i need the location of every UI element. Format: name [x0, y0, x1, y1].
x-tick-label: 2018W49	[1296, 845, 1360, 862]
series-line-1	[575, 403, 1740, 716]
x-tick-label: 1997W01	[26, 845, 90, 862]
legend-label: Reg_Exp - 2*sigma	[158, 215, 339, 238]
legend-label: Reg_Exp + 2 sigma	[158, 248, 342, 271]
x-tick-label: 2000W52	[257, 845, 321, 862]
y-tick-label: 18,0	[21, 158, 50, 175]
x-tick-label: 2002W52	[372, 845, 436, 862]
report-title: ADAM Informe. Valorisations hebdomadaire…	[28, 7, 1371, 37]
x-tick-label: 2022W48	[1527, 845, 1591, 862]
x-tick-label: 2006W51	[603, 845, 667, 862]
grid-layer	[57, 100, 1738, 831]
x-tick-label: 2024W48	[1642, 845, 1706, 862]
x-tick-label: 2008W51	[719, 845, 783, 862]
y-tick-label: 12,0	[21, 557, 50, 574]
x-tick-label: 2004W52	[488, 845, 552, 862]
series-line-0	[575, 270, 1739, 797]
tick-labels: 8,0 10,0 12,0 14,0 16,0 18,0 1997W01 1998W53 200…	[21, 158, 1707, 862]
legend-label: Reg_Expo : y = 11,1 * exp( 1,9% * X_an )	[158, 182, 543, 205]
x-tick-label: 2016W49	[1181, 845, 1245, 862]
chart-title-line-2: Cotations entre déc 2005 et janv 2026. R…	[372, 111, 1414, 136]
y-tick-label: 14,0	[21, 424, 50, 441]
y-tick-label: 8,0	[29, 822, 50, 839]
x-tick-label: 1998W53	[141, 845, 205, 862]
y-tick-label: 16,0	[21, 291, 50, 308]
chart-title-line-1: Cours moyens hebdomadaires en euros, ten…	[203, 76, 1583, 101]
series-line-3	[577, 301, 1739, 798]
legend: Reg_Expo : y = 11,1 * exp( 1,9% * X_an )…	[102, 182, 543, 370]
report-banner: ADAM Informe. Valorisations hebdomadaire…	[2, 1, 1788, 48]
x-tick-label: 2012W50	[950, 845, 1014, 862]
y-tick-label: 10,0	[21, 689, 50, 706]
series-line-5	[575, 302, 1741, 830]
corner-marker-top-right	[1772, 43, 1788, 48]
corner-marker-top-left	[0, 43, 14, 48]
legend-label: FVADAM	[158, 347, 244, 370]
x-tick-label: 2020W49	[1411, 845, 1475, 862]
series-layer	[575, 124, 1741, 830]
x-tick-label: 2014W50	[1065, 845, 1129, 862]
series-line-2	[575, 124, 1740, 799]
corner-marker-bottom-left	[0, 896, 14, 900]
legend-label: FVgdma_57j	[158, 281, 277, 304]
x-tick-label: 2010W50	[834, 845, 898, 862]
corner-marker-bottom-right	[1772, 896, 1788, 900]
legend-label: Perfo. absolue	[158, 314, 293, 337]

☆ ☆ ☆ ☆ ☆

## EXERCISE INSTRUCTIONS:
Rename every "x-tick-label" in the records to "x-axis-label", and repeat the records with nothing else changed.

## CORRECT RESPONSE:
i need the location of every UI element. Format: name [x0, y0, x1, y1].
x-axis-label: 2018W49	[1296, 845, 1360, 862]
series-line-1	[575, 403, 1740, 716]
x-axis-label: 1997W01	[26, 845, 90, 862]
legend-label: Reg_Exp - 2*sigma	[158, 215, 339, 238]
legend-label: Reg_Exp + 2 sigma	[158, 248, 342, 271]
x-axis-label: 2000W52	[257, 845, 321, 862]
y-tick-label: 18,0	[21, 158, 50, 175]
x-axis-label: 2002W52	[372, 845, 436, 862]
report-title: ADAM Informe. Valorisations hebdomadaire…	[28, 7, 1371, 37]
x-axis-label: 2022W48	[1527, 845, 1591, 862]
x-axis-label: 2006W51	[603, 845, 667, 862]
grid-layer	[57, 100, 1738, 831]
x-axis-label: 2024W48	[1642, 845, 1706, 862]
x-axis-label: 2008W51	[719, 845, 783, 862]
y-tick-label: 12,0	[21, 557, 50, 574]
x-axis-label: 2004W52	[488, 845, 552, 862]
series-line-0	[575, 270, 1739, 797]
tick-labels: 8,0 10,0 12,0 14,0 16,0 18,0 1997W01 1998W53 200…	[21, 158, 1707, 862]
legend-label: Reg_Expo : y = 11,1 * exp( 1,9% * X_an )	[158, 182, 543, 205]
x-axis-label: 2016W49	[1181, 845, 1245, 862]
chart-title-line-2: Cotations entre déc 2005 et janv 2026. R…	[372, 111, 1414, 136]
y-tick-label: 14,0	[21, 424, 50, 441]
y-tick-label: 8,0	[29, 822, 50, 839]
x-axis-label: 1998W53	[141, 845, 205, 862]
y-tick-label: 16,0	[21, 291, 50, 308]
chart-title-line-1: Cours moyens hebdomadaires en euros, ten…	[203, 76, 1583, 101]
series-line-3	[577, 301, 1739, 798]
legend: Reg_Expo : y = 11,1 * exp( 1,9% * X_an )…	[102, 182, 543, 370]
report-banner: ADAM Informe. Valorisations hebdomadaire…	[2, 1, 1788, 48]
x-axis-label: 2012W50	[950, 845, 1014, 862]
y-tick-label: 10,0	[21, 689, 50, 706]
series-line-5	[575, 302, 1741, 830]
corner-marker-top-right	[1772, 43, 1788, 48]
corner-marker-top-left	[0, 43, 14, 48]
legend-label: FVADAM	[158, 347, 244, 370]
x-axis-label: 2020W49	[1411, 845, 1475, 862]
series-layer	[575, 124, 1741, 830]
x-axis-label: 2014W50	[1065, 845, 1129, 862]
series-line-2	[575, 124, 1740, 799]
corner-marker-bottom-left	[0, 896, 14, 900]
legend-label: FVgdma_57j	[158, 281, 277, 304]
x-axis-label: 2010W50	[834, 845, 898, 862]
corner-marker-bottom-right	[1772, 896, 1788, 900]
legend-label: Perfo. absolue	[158, 314, 293, 337]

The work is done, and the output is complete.